**Records to process**

--

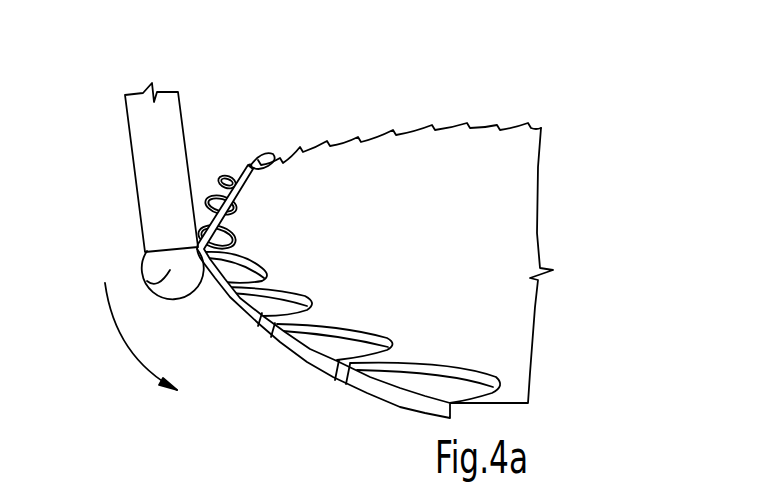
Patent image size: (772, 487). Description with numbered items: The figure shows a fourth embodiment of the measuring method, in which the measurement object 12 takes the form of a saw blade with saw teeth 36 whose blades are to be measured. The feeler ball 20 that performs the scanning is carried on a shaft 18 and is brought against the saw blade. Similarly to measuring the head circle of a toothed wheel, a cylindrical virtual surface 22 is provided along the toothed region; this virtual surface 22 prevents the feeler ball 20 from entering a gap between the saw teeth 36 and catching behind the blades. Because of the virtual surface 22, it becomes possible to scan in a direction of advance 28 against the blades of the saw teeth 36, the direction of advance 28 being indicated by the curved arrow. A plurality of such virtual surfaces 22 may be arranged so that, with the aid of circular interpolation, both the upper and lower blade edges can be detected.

The measurement object 12 is at (513, 302).
The tool shaft 18 is at (157, 138).
The feeler ball 20 is at (143, 281).
The cylindrical virtual surface 22 is at (307, 348).
The direction of advance 28 is at (128, 347).
The saw teeth 36 is at (258, 157).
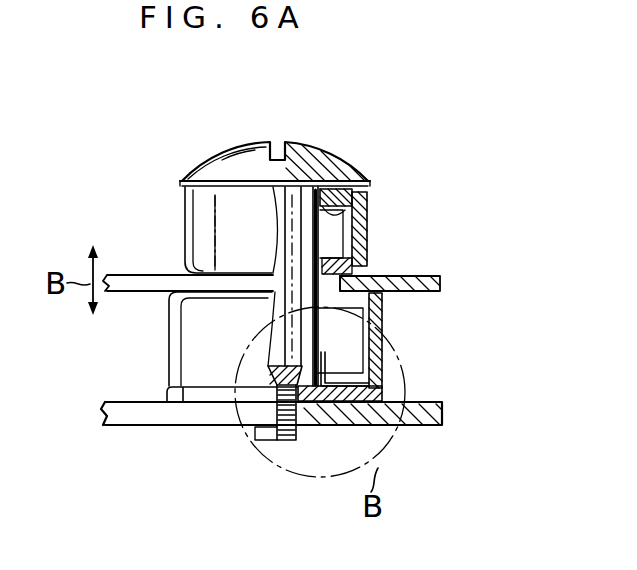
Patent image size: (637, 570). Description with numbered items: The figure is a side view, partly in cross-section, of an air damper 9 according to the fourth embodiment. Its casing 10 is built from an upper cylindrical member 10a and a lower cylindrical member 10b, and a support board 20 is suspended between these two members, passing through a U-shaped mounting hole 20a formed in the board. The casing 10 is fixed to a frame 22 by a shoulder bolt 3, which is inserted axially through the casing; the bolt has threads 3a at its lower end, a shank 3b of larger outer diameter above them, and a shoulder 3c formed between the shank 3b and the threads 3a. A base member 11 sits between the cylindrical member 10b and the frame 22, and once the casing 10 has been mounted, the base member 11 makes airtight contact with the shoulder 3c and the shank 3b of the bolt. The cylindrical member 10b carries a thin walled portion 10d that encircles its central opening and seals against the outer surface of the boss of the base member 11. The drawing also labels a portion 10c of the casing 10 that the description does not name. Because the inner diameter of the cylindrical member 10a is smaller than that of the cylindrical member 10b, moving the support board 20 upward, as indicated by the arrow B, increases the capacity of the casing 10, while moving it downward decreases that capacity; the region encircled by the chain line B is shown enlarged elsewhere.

The shoulder bolt 3 is at (229, 151).
The threads 3a is at (290, 445).
The shank 3b is at (301, 233).
The shoulder 3c is at (268, 366).
The air damper 9 is at (336, 144).
The casing 10 is at (183, 239).
The cylindrical member 10a is at (368, 226).
The cylindrical member 10b is at (383, 322).
The upper hook portion of grommet 10c is at (368, 201).
The thin walled portion 10d is at (368, 423).
The base member 11 is at (182, 393).
The support board 20 is at (438, 293).
The mounting hole 20a is at (382, 295).
The frame 22 is at (433, 414).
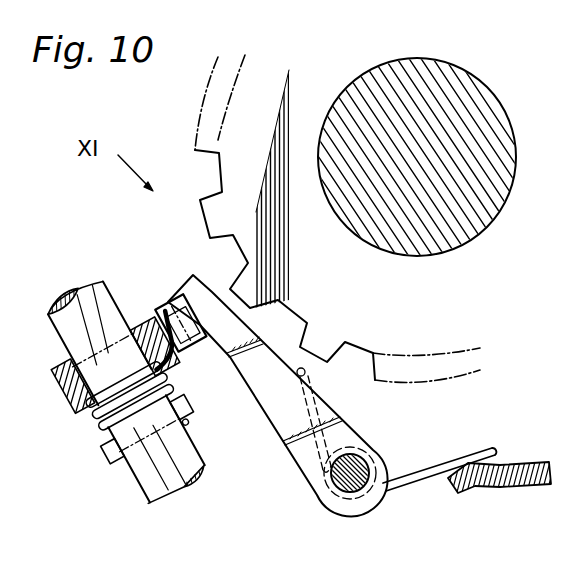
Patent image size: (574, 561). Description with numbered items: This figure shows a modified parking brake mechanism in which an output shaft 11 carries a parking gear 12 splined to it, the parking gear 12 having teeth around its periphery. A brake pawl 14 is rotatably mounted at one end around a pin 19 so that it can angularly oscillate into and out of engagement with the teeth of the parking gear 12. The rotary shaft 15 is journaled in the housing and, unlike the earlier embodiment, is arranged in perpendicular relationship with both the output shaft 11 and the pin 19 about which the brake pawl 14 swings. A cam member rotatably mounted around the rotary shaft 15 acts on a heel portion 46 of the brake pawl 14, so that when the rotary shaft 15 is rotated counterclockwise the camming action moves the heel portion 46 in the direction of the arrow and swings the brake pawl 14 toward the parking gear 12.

The output shaft 11 is at (462, 227).
The parking gear 12 is at (360, 330).
The brake pawl 14 is at (303, 463).
The rotary shaft 15 is at (65, 333).
The pin 19 is at (363, 487).
The heel portion 46 is at (180, 292).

--

**What you need to do**
Rewrite every item above, replacing "embodiment" with "version" and changing nothing else. Leave the pictures out of your answer.

**Answer below**
Patent image size: (772, 487). Description with numbered items: The figure shows a fourth version of the measuring method, in which the measurement object 12 takes the form of a saw blade with saw teeth 36 whose blades are to be measured. The feeler ball 20 that performs the scanning is carried on a shaft 18 and is brought against the saw blade. Similarly to measuring the head circle of a toothed wheel, a cylindrical virtual surface 22 is provided along the toothed region; this virtual surface 22 prevents the feeler ball 20 from entering a gap between the saw teeth 36 and catching behind the blades. Because of the virtual surface 22, it becomes possible to scan in a direction of advance 28 against the blades of the saw teeth 36, the direction of advance 28 being indicated by the curved arrow. A plurality of such virtual surfaces 22 may be arranged so that, with the aid of circular interpolation, both the upper and lower blade edges can be detected.

The measurement object 12 is at (513, 302).
The tool shaft 18 is at (157, 138).
The feeler ball 20 is at (143, 281).
The cylindrical virtual surface 22 is at (307, 348).
The direction of advance 28 is at (128, 347).
The saw teeth 36 is at (258, 157).
Patent image size: (637, 570). Description with numbered items: The figure is a side view, partly in cross-section, of an air damper 9 according to the fourth version. Its casing 10 is built from an upper cylindrical member 10a and a lower cylindrical member 10b, and a support board 20 is suspended between these two members, passing through a U-shaped mounting hole 20a formed in the board. The casing 10 is fixed to a frame 22 by a shoulder bolt 3, which is inserted axially through the casing; the bolt has threads 3a at its lower end, a shank 3b of larger outer diameter above them, and a shoulder 3c formed between the shank 3b and the threads 3a. A base member 11 sits between the cylindrical member 10b and the frame 22, and once the casing 10 has been mounted, the base member 11 makes airtight contact with the shoulder 3c and the shank 3b of the bolt. The cylindrical member 10b carries a thin walled portion 10d that encircles its central opening and seals against the outer surface of the boss of the base member 11. The drawing also labels a portion 10c of the casing 10 that the description does not name. Because the inner diameter of the cylindrical member 10a is smaller than that of the cylindrical member 10b, moving the support board 20 upward, as indicated by the arrow B, increases the capacity of the casing 10, while moving it downward decreases that capacity; the region encircled by the chain line B is shown enlarged elsewhere.

The shoulder bolt 3 is at (229, 151).
The threads 3a is at (290, 445).
The shank 3b is at (301, 233).
The shoulder 3c is at (268, 366).
The air damper 9 is at (336, 144).
The casing 10 is at (183, 239).
The cylindrical member 10a is at (368, 226).
The cylindrical member 10b is at (383, 322).
The upper hook portion of grommet 10c is at (368, 201).
The thin walled portion 10d is at (368, 423).
The base member 11 is at (182, 393).
The support board 20 is at (438, 293).
The mounting hole 20a is at (382, 295).
The frame 22 is at (433, 414).
Patent image size: (574, 561). Description with numbered items: This figure shows a modified parking brake mechanism in which an output shaft 11 carries a parking gear 12 splined to it, the parking gear 12 having teeth around its periphery. A brake pawl 14 is rotatably mounted at one end around a pin 19 so that it can angularly oscillate into and out of engagement with the teeth of the parking gear 12. The rotary shaft 15 is journaled in the housing and, unlike the earlier version, is arranged in perpendicular relationship with both the output shaft 11 and the pin 19 about which the brake pawl 14 swings. A cam member rotatably mounted around the rotary shaft 15 acts on a heel portion 46 of the brake pawl 14, so that when the rotary shaft 15 is rotated counterclockwise the camming action moves the heel portion 46 in the direction of the arrow and swings the brake pawl 14 toward the parking gear 12.

The output shaft 11 is at (462, 227).
The parking gear 12 is at (360, 330).
The brake pawl 14 is at (303, 463).
The rotary shaft 15 is at (65, 333).
The pin 19 is at (363, 487).
The heel portion 46 is at (180, 292).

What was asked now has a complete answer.